One of the questions that we get asked the most from patients is, “Is my dog’s weight healthy?” Just as for humans, maintaining a proper diet and exercise routine is essential in ensuring that we stay within our recommended weight range. Weight isn’t just about the looks. It can indicate heart health, respiratory health, musculoskeletal condition, and overall well-being.
In this article, we’re going to be focusing on diet tips for your dog! Nutritional requirements vary greatly based on breed, size, age, gender, pregnancy, and more so what works for one dog may not be the best for another. As always, these are general suggestions and should be discussed with your veterinarian before incorporating any change.

● **Given data**:
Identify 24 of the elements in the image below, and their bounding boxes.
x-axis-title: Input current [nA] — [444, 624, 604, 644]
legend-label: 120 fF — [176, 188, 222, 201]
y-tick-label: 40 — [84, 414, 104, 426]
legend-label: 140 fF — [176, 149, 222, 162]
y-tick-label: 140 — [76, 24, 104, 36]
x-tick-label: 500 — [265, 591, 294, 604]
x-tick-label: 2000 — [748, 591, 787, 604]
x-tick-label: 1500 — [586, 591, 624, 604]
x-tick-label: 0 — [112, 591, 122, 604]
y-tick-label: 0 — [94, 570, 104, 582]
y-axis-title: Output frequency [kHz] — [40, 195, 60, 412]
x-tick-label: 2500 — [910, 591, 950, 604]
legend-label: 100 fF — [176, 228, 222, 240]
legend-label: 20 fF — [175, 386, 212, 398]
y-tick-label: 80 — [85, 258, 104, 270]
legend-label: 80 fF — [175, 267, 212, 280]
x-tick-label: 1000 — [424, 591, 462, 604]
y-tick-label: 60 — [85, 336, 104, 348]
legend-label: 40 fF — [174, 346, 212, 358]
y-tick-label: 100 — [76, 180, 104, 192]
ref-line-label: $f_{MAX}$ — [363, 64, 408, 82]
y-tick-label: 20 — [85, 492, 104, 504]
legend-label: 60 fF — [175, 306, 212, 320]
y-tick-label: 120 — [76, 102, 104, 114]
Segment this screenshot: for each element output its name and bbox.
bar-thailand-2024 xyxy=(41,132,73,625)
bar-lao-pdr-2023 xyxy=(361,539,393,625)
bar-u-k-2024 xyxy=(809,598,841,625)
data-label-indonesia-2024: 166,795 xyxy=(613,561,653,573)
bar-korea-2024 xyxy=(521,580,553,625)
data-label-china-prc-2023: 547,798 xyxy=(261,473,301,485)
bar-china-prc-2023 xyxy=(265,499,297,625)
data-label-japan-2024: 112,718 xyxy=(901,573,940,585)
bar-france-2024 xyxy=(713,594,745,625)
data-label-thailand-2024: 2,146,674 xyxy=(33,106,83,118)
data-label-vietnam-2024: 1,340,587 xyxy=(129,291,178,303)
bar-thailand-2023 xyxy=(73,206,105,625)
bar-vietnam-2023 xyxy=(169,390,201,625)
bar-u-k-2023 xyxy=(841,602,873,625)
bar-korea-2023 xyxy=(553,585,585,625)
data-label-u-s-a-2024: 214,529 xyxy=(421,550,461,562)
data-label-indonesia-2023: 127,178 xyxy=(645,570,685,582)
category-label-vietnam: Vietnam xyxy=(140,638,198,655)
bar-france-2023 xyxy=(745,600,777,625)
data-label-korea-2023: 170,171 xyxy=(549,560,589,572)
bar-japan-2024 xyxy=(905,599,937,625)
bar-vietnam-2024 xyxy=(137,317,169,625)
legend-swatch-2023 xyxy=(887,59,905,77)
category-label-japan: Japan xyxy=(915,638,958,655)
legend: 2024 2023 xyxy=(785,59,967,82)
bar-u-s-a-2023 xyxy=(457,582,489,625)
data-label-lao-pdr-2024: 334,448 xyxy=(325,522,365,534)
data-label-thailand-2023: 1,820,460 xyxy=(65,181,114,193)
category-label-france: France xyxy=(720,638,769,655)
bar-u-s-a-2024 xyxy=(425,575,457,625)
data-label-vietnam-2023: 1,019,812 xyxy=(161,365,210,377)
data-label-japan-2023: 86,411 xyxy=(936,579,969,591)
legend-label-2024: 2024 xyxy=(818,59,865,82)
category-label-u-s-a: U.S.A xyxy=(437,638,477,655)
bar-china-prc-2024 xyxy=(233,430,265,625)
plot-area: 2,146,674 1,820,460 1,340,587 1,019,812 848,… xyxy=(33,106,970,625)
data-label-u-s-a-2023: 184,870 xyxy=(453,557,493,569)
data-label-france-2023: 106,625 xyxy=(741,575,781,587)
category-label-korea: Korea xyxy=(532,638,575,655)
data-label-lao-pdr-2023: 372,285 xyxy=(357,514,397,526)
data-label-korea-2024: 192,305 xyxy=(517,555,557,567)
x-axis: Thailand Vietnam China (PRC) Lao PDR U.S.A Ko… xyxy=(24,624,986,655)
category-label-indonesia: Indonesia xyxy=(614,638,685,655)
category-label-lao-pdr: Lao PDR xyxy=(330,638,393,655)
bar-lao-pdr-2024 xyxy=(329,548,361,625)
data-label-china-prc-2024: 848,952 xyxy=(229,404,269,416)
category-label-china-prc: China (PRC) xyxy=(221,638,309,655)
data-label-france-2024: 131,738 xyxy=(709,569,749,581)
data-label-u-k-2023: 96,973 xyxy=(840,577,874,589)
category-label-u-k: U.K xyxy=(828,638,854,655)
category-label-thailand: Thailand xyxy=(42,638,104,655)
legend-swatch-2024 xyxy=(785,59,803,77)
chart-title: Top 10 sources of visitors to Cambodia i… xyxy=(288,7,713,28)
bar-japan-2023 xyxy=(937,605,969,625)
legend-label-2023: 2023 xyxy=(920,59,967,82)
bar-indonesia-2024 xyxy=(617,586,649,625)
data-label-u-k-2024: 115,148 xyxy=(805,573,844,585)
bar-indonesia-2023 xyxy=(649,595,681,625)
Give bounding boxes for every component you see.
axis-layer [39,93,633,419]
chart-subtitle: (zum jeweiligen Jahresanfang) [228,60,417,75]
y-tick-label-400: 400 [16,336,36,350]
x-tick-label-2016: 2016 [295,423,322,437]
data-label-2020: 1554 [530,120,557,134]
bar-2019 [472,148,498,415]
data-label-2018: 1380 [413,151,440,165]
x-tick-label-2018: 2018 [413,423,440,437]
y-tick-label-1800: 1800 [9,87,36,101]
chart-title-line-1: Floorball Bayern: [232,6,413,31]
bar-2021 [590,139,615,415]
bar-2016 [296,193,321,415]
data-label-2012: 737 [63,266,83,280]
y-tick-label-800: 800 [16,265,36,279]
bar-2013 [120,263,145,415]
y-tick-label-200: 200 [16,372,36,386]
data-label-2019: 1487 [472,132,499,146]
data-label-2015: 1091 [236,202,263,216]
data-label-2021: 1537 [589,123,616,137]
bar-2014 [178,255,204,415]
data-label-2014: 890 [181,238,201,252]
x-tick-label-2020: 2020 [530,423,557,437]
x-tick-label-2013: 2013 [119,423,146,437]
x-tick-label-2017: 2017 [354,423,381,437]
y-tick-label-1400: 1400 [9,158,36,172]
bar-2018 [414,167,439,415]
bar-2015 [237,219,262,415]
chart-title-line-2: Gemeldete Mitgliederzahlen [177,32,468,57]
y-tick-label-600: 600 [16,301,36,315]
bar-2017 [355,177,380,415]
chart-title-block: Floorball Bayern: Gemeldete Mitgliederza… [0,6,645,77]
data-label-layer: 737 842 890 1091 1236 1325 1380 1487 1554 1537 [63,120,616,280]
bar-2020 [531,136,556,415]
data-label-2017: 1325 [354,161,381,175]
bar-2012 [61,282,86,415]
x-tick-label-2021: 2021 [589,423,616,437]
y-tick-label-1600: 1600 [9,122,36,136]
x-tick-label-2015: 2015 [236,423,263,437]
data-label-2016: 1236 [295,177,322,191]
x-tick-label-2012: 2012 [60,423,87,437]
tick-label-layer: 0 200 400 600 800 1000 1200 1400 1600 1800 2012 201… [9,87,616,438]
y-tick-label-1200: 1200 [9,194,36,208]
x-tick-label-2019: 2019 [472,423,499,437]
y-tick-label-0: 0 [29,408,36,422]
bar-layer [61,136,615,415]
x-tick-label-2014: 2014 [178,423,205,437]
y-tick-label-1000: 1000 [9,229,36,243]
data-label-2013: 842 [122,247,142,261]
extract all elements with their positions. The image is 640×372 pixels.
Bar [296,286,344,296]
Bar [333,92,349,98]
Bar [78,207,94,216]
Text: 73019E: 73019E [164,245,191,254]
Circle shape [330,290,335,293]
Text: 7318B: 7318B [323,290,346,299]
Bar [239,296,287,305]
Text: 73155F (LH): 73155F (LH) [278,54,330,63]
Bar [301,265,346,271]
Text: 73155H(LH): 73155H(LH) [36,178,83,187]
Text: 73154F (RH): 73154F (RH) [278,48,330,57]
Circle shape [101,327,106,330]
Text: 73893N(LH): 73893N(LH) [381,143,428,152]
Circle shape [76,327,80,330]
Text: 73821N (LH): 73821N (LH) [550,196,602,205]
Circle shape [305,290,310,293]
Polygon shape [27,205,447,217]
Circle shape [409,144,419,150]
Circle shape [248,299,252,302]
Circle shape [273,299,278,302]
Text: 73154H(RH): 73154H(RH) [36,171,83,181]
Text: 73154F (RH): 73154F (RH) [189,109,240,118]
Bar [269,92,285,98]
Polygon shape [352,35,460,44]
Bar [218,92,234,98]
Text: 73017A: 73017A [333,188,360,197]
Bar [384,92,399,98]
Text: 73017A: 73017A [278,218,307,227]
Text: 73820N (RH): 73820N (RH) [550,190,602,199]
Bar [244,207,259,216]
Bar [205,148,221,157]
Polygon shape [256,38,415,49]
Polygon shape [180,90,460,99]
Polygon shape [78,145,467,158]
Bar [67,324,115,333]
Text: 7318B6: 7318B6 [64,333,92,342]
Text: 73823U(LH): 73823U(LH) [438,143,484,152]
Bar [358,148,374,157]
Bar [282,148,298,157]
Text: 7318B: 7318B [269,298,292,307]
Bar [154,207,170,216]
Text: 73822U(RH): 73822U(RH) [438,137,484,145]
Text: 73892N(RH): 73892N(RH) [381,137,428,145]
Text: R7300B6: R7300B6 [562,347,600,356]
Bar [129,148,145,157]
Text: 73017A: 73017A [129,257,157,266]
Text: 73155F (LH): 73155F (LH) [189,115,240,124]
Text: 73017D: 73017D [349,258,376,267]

● **Using the information**:
1: Write out everything in the dog diet article from "One of the questions" down to "and overall well-being.".
2: Pick up the dog diet article after its last sentence and keep writing it.
The listing has nothing to do with the dog diet article.

● **Set of answers**:
1:
One of the questions that we get asked the most from patients is, “Is my dog’s weight healthy?” Just as for humans, maintaining a proper diet and exercise routine is essential in ensuring that we stay within our recommended weight range. Weight isn’t just about the looks. It can indicate heart health, respiratory health, musculoskeletal condition, and overall well-being.

2:
Know How Much and When to Feed Your Dog
It may be easy to forget if you’ve fed your dog and hand out an extra serving accidentally or eyeball what goes in their bowls but keeping your dog on a strict schedule is much better in the long run than caving into their puppy eyes at the dinner table. An extra treat occasionally won’t hurt but if they’re consuming more than 5 to 10% of their daily diet in table scraps or treats, this may lead your dog’s weight to trend toward obesity. Also, try to train your dog to respond to forms of praise that aren’t food-related, such as a verbal affirmation and a warm belly scratch. That way if you begin cutting down their snack profile, they won’t treat it as a punishment.
For puppies younger than six months, they should be fed three to four times daily. This changes to twice a day when they pass the six-month milestone. When they are adults, their eating pattern changes to one or two feedings. The meals should be in the morning and at night. Do not leave the bowls out for them, even if they haven’t finished all of the food. As a rule of thumb, ask your veterinarian. They can better adjust how many meals and how much based on how active your dog is as well.
Know What Foods to Avoid to Keep Your Dog’s Weight Healthy
Avoid feeding your dogs chocolate, chicken on the bone, salt-rich foods, raw meat, grapes, raisins, and onions. Eating too many of these kinds of foods can negatively affect your dog’s weight and health.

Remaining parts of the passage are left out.